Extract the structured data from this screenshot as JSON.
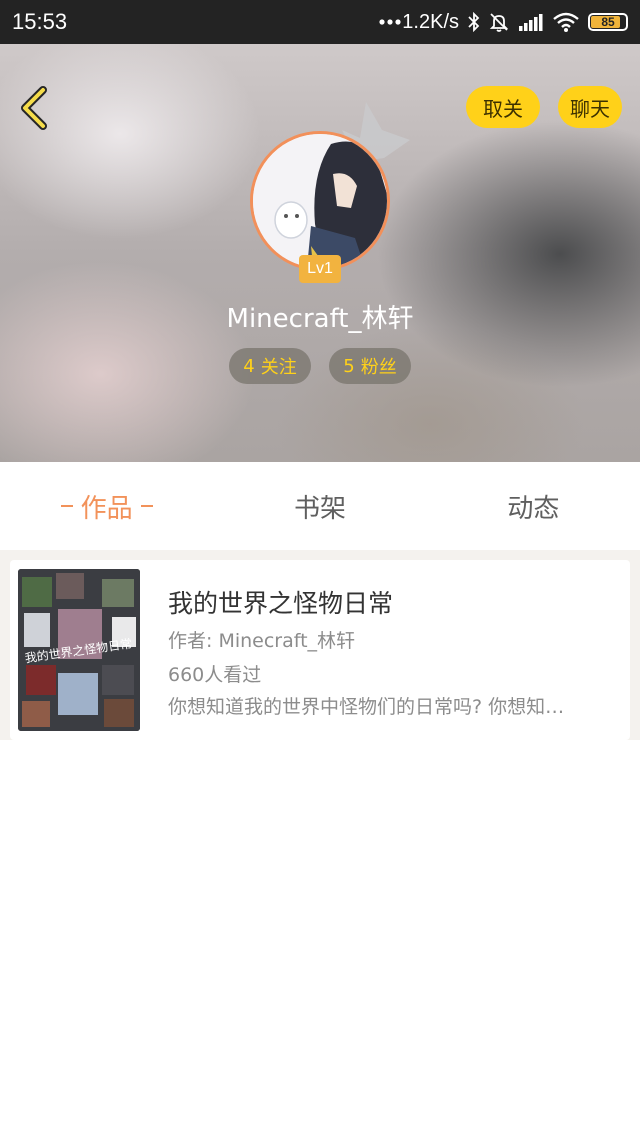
{
  "status_bar": {
    "time": "15:53",
    "network_speed": "1.2K/s",
    "battery": "85",
    "battery_level": 0.85
  },
  "header": {
    "unfollow_label": "取关",
    "chat_label": "聊天",
    "level": "Lv1",
    "username": "Minecraft_林轩",
    "following_count": "4",
    "following_label": "关注",
    "fans_count": "5",
    "fans_label": "粉丝"
  },
  "tabs": [
    {
      "label": "作品",
      "active": true
    },
    {
      "label": "书架",
      "active": false
    },
    {
      "label": "动态",
      "active": false
    }
  ],
  "books": [
    {
      "title": "我的世界之怪物日常",
      "author": "作者: Minecraft_林轩",
      "views": "660人看过",
      "description": "你想知道我的世界中怪物们的日常吗? 你想知…",
      "cover_text": "我的世界之怪物日常"
    }
  ],
  "colors": {
    "accent_yellow": "#ffd119",
    "accent_orange": "#f2925a",
    "level_badge": "#f2b33f"
  }
}
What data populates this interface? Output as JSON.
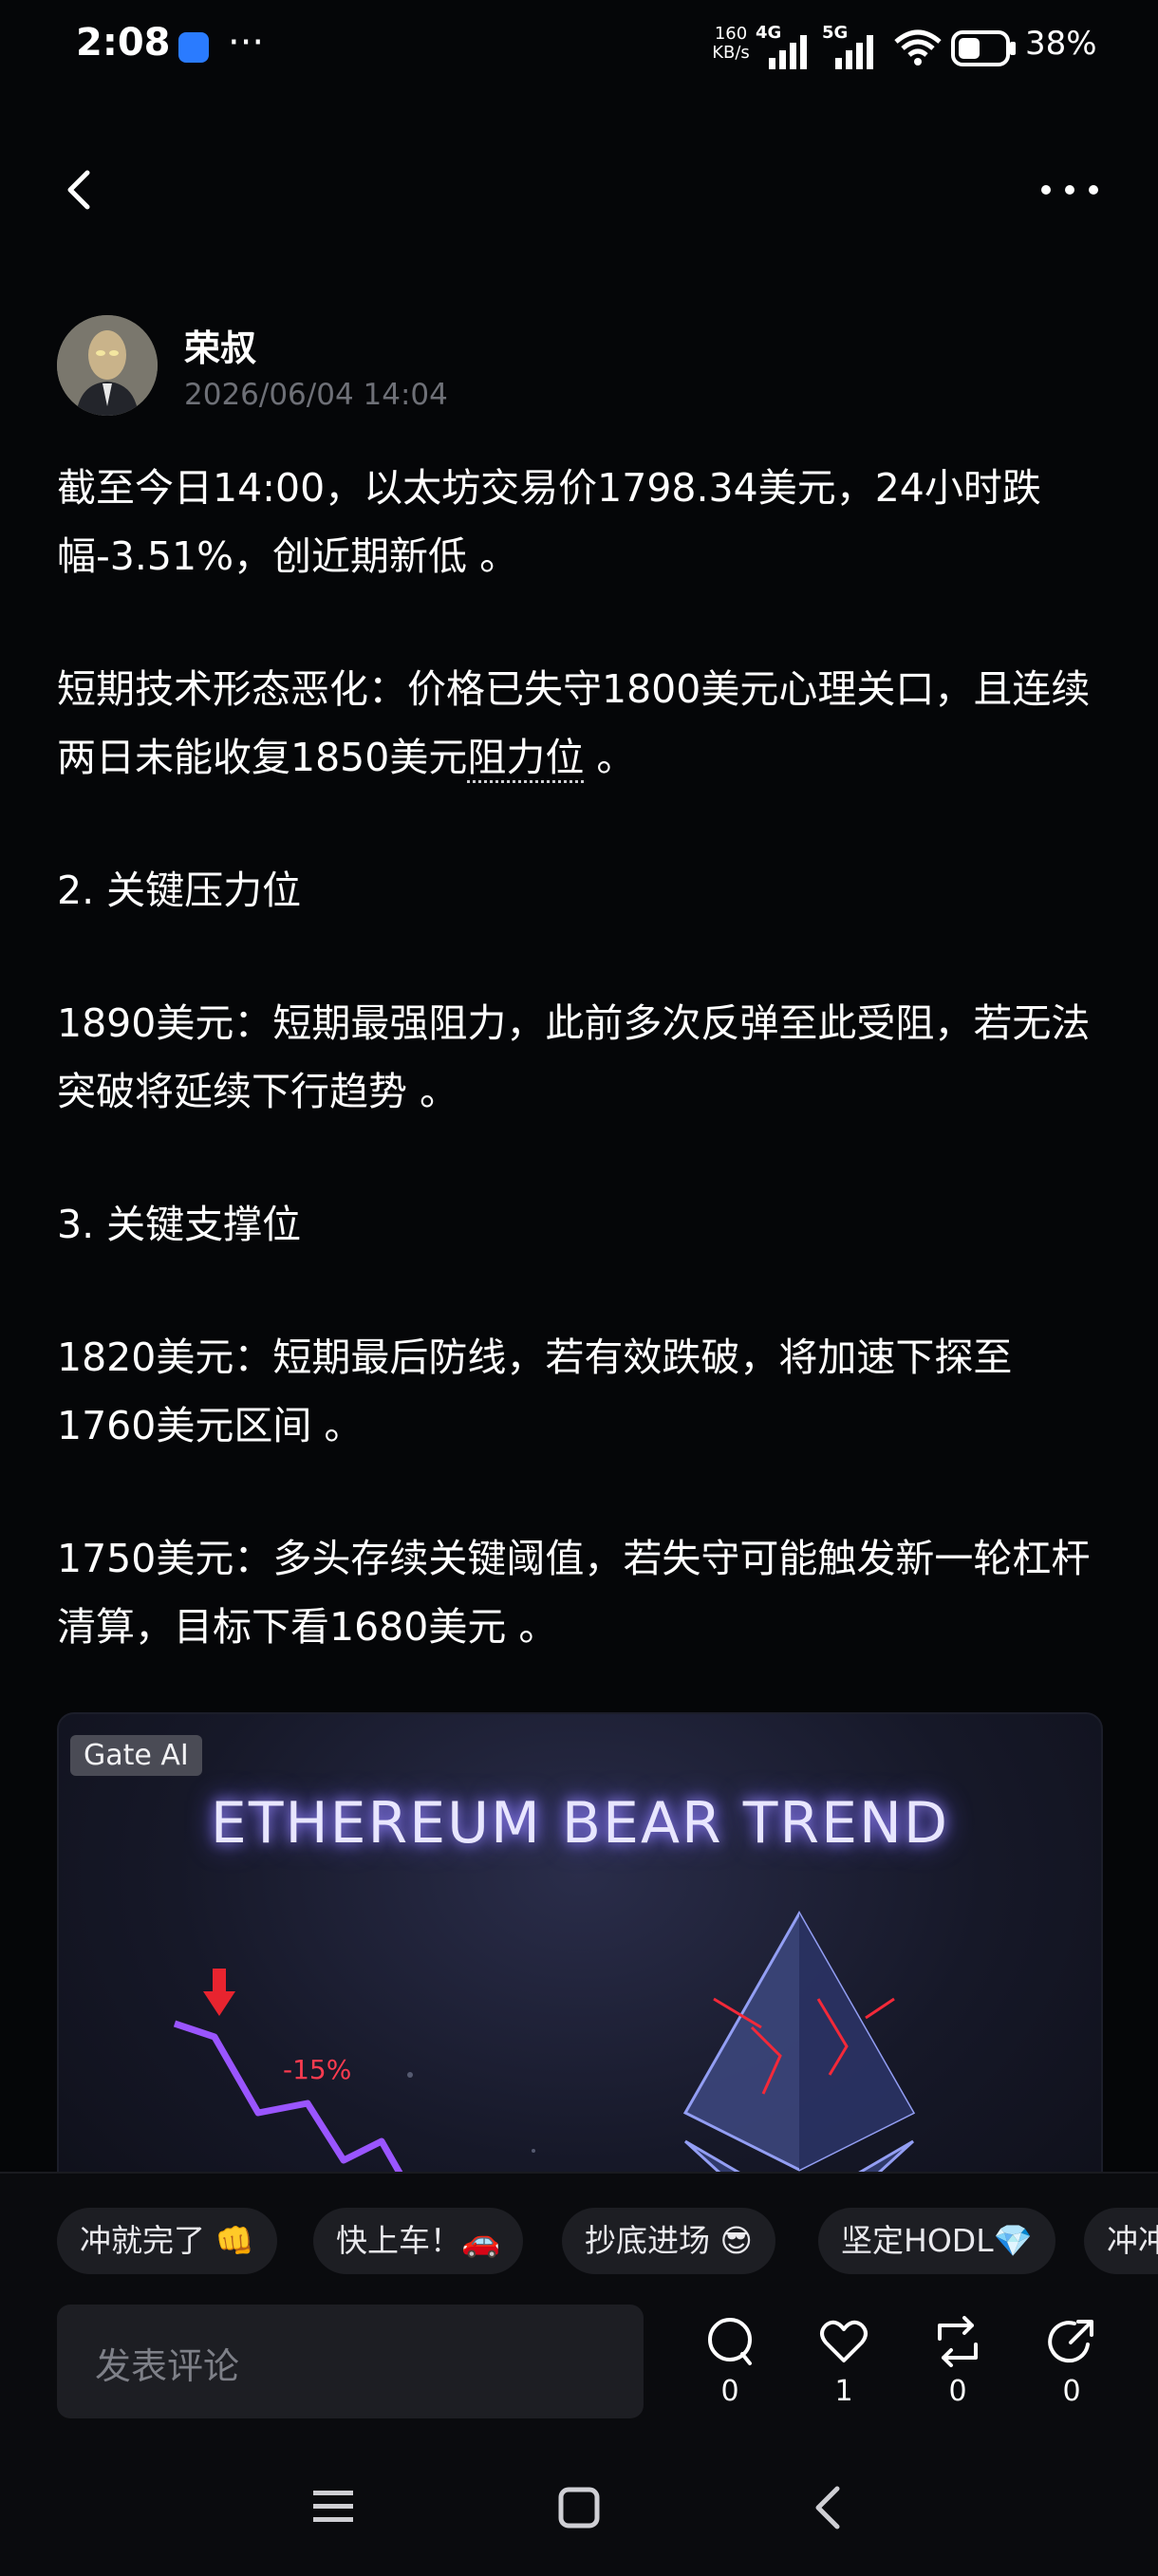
{
  "status_bar": {
    "time": "2:08",
    "notif_dots": "···",
    "net_speed_value": "160",
    "net_speed_unit": "KB/s",
    "signal_1": "4G",
    "signal_2": "5G",
    "battery": "38%"
  },
  "header": {
    "back_icon": "chevron-left-icon",
    "more_icon": "more-horizontal-icon"
  },
  "post": {
    "author": "荣叔",
    "timestamp": "2026/06/04 14:04",
    "paragraphs": {
      "p1": "截至今日14:00，以太坊交易价1798.34美元，24小时跌幅-3.51%，创近期新低 。",
      "p2_pre": "短期技术形态恶化：价格已失守1800美元心理关口，且连续两日未能收复1850美元",
      "p2_link": "阻力位",
      "p2_post": " 。",
      "p3": "2. 关键压力位",
      "p4": "1890美元：短期最强阻力，此前多次反弹至此受阻，若无法突破将延续下行趋势 。",
      "p5": "3. 关键支撑位",
      "p6": "1820美元：短期最后防线，若有效跌破，将加速下探至1760美元区间 。",
      "p7": "1750美元：多头存续关键阈值，若失守可能触发新一轮杠杆清算，目标下看1680美元 。"
    },
    "image": {
      "tag": "Gate AI",
      "title": "ETHEREUM BEAR TREND",
      "pct_label": "-15%"
    }
  },
  "quick_reactions": [
    "冲就完了 👊",
    "快上车！🚗",
    "抄底进场 😎",
    "坚定HODL💎",
    "冲冲"
  ],
  "comment": {
    "placeholder": "发表评论"
  },
  "actions": {
    "comment_count": "0",
    "like_count": "1",
    "repost_count": "0",
    "share_count": "0"
  },
  "colors": {
    "background": "#050608",
    "accent_purple": "#8a4dff",
    "alert_red": "#ff3b4f"
  }
}
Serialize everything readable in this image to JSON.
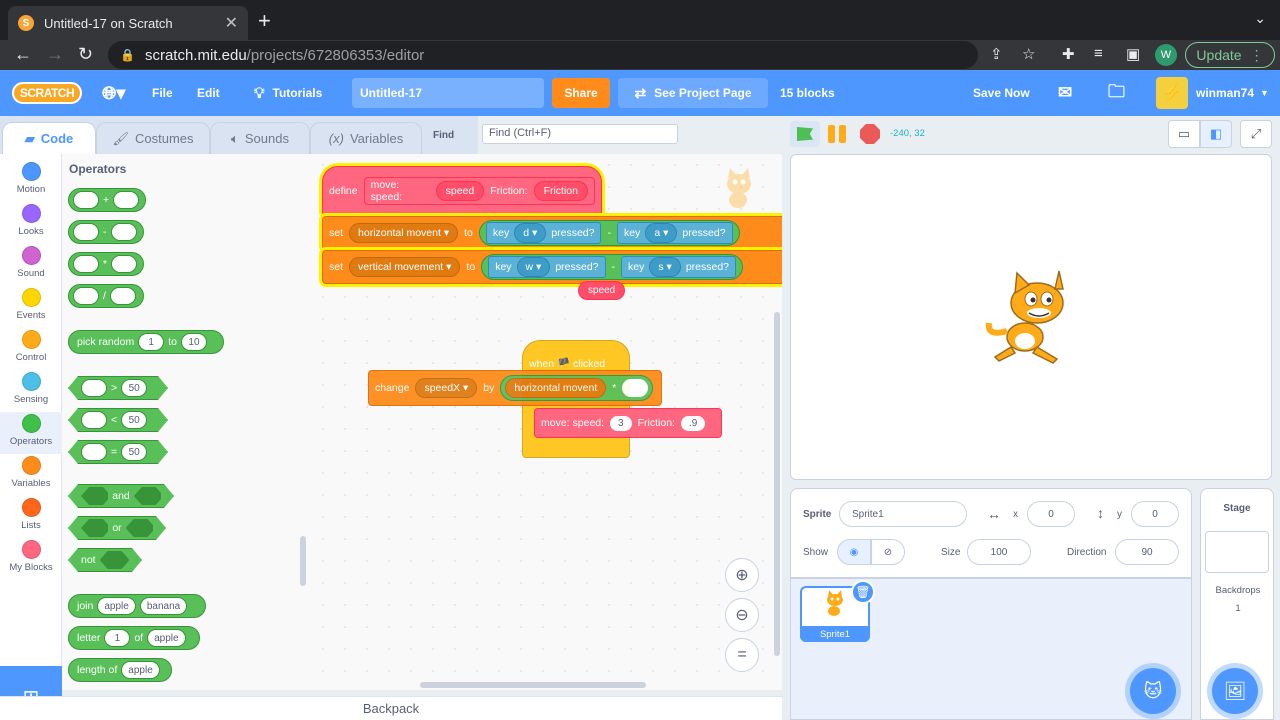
{
  "browser": {
    "tab_title": "Untitled-17 on Scratch",
    "url_host": "scratch.mit.edu",
    "url_path": "/projects/672806353/editor",
    "profile_letter": "W",
    "update_label": "Update"
  },
  "menubar": {
    "logo": "SCRATCH",
    "file": "File",
    "edit": "Edit",
    "tutorials": "Tutorials",
    "project_title": "Untitled-17",
    "share": "Share",
    "see_project": "See Project Page",
    "block_count": "15 blocks",
    "save_now": "Save Now",
    "username": "winman74"
  },
  "tabs": {
    "code": "Code",
    "costumes": "Costumes",
    "sounds": "Sounds",
    "variables": "Variables",
    "find_label": "Find",
    "find_placeholder": "Find (Ctrl+F)"
  },
  "categories": [
    {
      "label": "Motion",
      "color": "#4c97ff"
    },
    {
      "label": "Looks",
      "color": "#9966ff"
    },
    {
      "label": "Sound",
      "color": "#cf63cf"
    },
    {
      "label": "Events",
      "color": "#ffd500"
    },
    {
      "label": "Control",
      "color": "#ffab19"
    },
    {
      "label": "Sensing",
      "color": "#4cbfe6"
    },
    {
      "label": "Operators",
      "color": "#40bf4a"
    },
    {
      "label": "Variables",
      "color": "#ff8c1a"
    },
    {
      "label": "Lists",
      "color": "#ff661a"
    },
    {
      "label": "My Blocks",
      "color": "#ff6680"
    }
  ],
  "palette": {
    "title": "Operators",
    "add": "+",
    "sub": "-",
    "mul": "*",
    "div": "/",
    "pick_random": "pick random",
    "pick_from": "1",
    "pick_to_word": "to",
    "pick_to": "10",
    "gt": ">",
    "lt": "<",
    "eq": "=",
    "cmp_value": "50",
    "and": "and",
    "or": "or",
    "not": "not",
    "join": "join",
    "join_a": "apple",
    "join_b": "banana",
    "letter": "letter",
    "letter_n": "1",
    "of": "of",
    "letter_of": "apple",
    "length_of": "length of",
    "length_val": "apple"
  },
  "script": {
    "define": "define",
    "proc_name": "move: speed:",
    "arg_speed": "speed",
    "friction_label": "Friction:",
    "arg_friction": "Friction",
    "set1": "set",
    "var_h": "horizontal movent",
    "to": "to",
    "key": "key",
    "key_d": "d",
    "key_a": "a",
    "pressed": "pressed?",
    "minus": "-",
    "set2": "set",
    "var_v": "vertical movement",
    "key_w": "w",
    "key_s": "s",
    "speed_drag": "speed",
    "when_clicked": "when 🏴 clicked",
    "change": "change",
    "var_speedx": "speedX",
    "by": "by",
    "reporter_h": "horizontal movent",
    "times": "*",
    "call_name": "move: speed:",
    "call_speed": "3",
    "call_friction_label": "Friction:",
    "call_friction": ".9"
  },
  "backpack": "Backpack",
  "stage": {
    "coords": "-240, 32"
  },
  "sprite_info": {
    "sprite_label": "Sprite",
    "sprite_name": "Sprite1",
    "x_label": "x",
    "x": "0",
    "y_label": "y",
    "y": "0",
    "show_label": "Show",
    "size_label": "Size",
    "size": "100",
    "direction_label": "Direction",
    "direction": "90",
    "thumb_name": "Sprite1"
  },
  "stage_panel": {
    "title": "Stage",
    "backdrops_label": "Backdrops",
    "backdrops_count": "1"
  }
}
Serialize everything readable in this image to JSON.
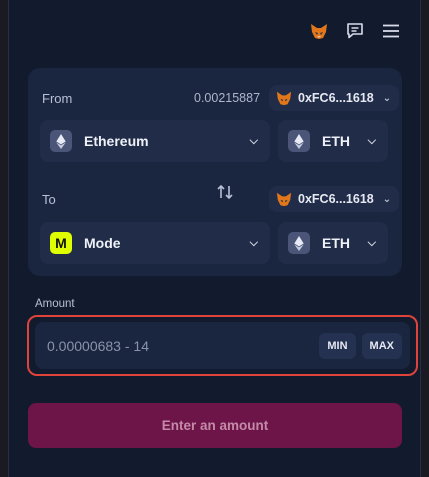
{
  "topbar": {
    "icons": [
      "metamask-fox-icon",
      "chat-icon",
      "menu-icon"
    ]
  },
  "from": {
    "label": "From",
    "balance": "0.00215887",
    "account": "0xFC6...1618",
    "network": "Ethereum",
    "token": "ETH"
  },
  "to": {
    "label": "To",
    "account": "0xFC6...1618",
    "network": "Mode",
    "network_badge": "M",
    "token": "ETH"
  },
  "amount": {
    "label": "Amount",
    "placeholder": "0.00000683 - 14",
    "min_label": "MIN",
    "max_label": "MAX"
  },
  "submit_label": "Enter an amount",
  "colors": {
    "background": "#121a2d",
    "card": "#1a2540",
    "field": "#202c48",
    "highlight": "#e0433a",
    "submit": "#6d1448",
    "mode_badge": "#dffe00"
  }
}
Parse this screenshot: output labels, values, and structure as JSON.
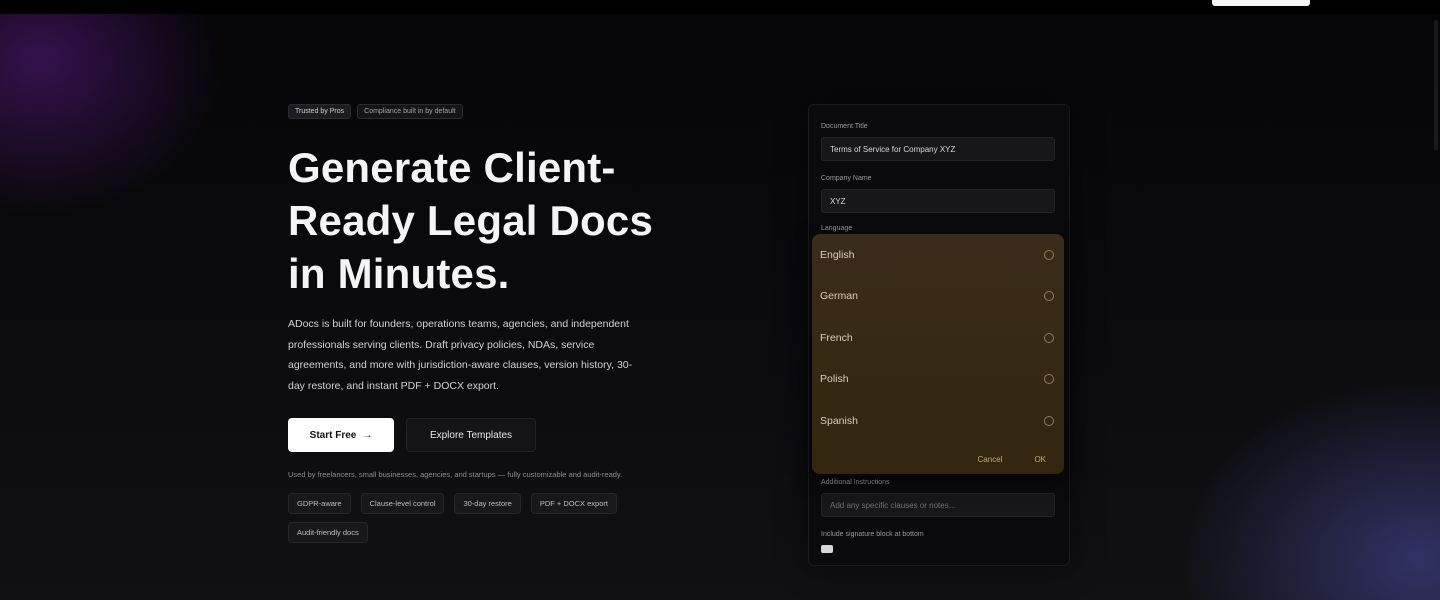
{
  "topbar": {
    "cta_label": ""
  },
  "hero": {
    "badges": [
      "Trusted by Pros",
      "Compliance built in by default"
    ],
    "headline": "Generate Client-Ready Legal Docs in Minutes.",
    "lead": "ADocs is built for founders, operations teams, agencies, and independent professionals serving clients. Draft privacy policies, NDAs, service agreements, and more with jurisdiction-aware clauses, version history, 30-day restore, and instant PDF + DOCX export.",
    "primary_cta": "Start Free",
    "primary_cta_arrow": "→",
    "secondary_cta": "Explore Templates",
    "trust_line": "Used by freelancers, small businesses, agencies, and startups — fully customizable and audit-ready.",
    "chips": [
      "GDPR-aware",
      "Clause-level control",
      "30-day restore",
      "PDF + DOCX export",
      "Audit-friendly docs"
    ]
  },
  "form": {
    "fields": [
      {
        "label": "Document Title",
        "value": "Terms of Service for Company XYZ",
        "placeholder": ""
      },
      {
        "label": "Company Name",
        "value": "XYZ",
        "placeholder": ""
      }
    ],
    "language_label": "Language",
    "extra_label": "Additional Instructions",
    "extra_placeholder": "Add any specific clauses or notes...",
    "checkbox_label": "Include signature block at bottom"
  },
  "dropdown": {
    "options": [
      "English",
      "German",
      "French",
      "Polish",
      "Spanish"
    ],
    "cancel": "Cancel",
    "ok": "OK"
  },
  "colors": {
    "background": "#070709",
    "dropdown": "#3a2c1a",
    "accent_text": "#c9a96e",
    "primary_button": "#ffffff"
  }
}
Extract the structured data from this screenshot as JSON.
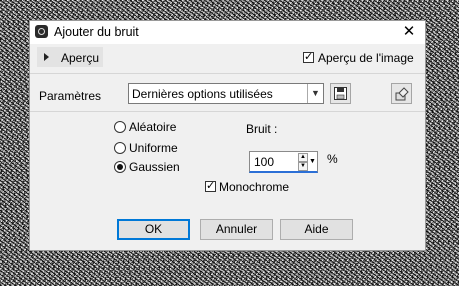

=-=-=

» What needs to be done: Lines that include the word "Find" — how many are there in the data? Answer with the number alone.

» Correct response: 2